Repeat each entry in full, exactly.
* * * * *
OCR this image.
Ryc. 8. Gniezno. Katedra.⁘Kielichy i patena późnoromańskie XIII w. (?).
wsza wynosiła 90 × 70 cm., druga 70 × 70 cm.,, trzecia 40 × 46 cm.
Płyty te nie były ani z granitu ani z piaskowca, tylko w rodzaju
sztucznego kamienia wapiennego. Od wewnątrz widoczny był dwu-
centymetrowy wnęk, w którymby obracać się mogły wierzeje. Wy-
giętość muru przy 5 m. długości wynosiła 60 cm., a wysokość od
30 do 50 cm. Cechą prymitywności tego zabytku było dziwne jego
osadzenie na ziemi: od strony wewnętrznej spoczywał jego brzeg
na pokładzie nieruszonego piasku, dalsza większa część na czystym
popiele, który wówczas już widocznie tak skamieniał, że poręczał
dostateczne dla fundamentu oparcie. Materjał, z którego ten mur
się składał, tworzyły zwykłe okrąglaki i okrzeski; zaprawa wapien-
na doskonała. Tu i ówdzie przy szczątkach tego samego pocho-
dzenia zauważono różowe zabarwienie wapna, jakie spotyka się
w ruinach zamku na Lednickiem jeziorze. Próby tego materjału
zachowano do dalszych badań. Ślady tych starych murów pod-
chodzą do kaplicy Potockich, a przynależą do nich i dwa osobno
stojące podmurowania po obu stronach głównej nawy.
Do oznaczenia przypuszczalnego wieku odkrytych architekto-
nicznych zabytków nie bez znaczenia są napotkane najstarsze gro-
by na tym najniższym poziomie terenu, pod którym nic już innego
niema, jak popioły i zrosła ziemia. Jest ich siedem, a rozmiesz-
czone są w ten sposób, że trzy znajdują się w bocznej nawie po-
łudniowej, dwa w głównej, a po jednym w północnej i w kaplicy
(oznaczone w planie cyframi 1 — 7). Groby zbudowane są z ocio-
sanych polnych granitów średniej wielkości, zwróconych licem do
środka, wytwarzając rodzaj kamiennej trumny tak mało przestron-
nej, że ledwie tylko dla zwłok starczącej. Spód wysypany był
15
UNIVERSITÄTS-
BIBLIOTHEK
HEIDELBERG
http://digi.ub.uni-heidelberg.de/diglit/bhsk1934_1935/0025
* * * * *
**SOLUTION**
OCR this image.
Ryc. 8. Gniezno. Katedra.⁘Kielichy i patena późnoromańskie XIII w. (?).
wsza wynosiła 90 × 70 cm., druga 70 × 70 cm.,, trzecia 40 × 46 cm.
Płyty te nie były ani z granitu ani z piaskowca, tylko w rodzaju
sztucznego kamienia wapiennego. Od wewnątrz widoczny był dwu-
centymetrowy wnęk, w którymby obracać się mogły wierzeje. Wy-
giętość muru przy 5 m. długości wynosiła 60 cm., a wysokość od
30 do 50 cm. Cechą prymitywności tego zabytku było dziwne jego
osadzenie na ziemi: od strony wewnętrznej spoczywał jego brzeg
na pokładzie nieruszonego piasku, dalsza większa część na czystym
popiele, który wówczas już widocznie tak skamieniał, że poręczał
dostateczne dla fundamentu oparcie. Materjał, z którego ten mur
się składał, tworzyły zwykłe okrąglaki i okrzeski; zaprawa wapien-
na doskonała. Tu i ówdzie przy szczątkach tego samego pocho-
dzenia zauważono różowe zabarwienie wapna, jakie spotyka się
w ruinach zamku na Lednickiem jeziorze. Próby tego materjału
zachowano do dalszych badań. Ślady tych starych murów pod-
chodzą do kaplicy Potockich, a przynależą do nich i dwa osobno
stojące podmurowania po obu stronach głównej nawy.
Do oznaczenia przypuszczalnego wieku odkrytych architekto-
nicznych zabytków nie bez znaczenia są napotkane najstarsze gro-
by na tym najniższym poziomie terenu, pod którym nic już innego
niema, jak popioły i zrosła ziemia. Jest ich siedem, a rozmiesz-
czone są w ten sposób, że trzy znajdują się w bocznej nawie po-
łudniowej, dwa w głównej, a po jednym w północnej i w kaplicy
(oznaczone w planie cyframi 1 — 7). Groby zbudowane są z ocio-
sanych polnych granitów średniej wielkości, zwróconych licem do
środka, wytwarzając rodzaj kamiennej trumny tak mało przestron-
nej, że ledwie tylko dla zwłok starczącej. Spód wysypany był
15
UNIVERSITÄTS-
BIBLIOTHEK
HEIDELBERG
http://digi.ub.uni-heidelberg.de/diglit/bhsk1934_1935/0025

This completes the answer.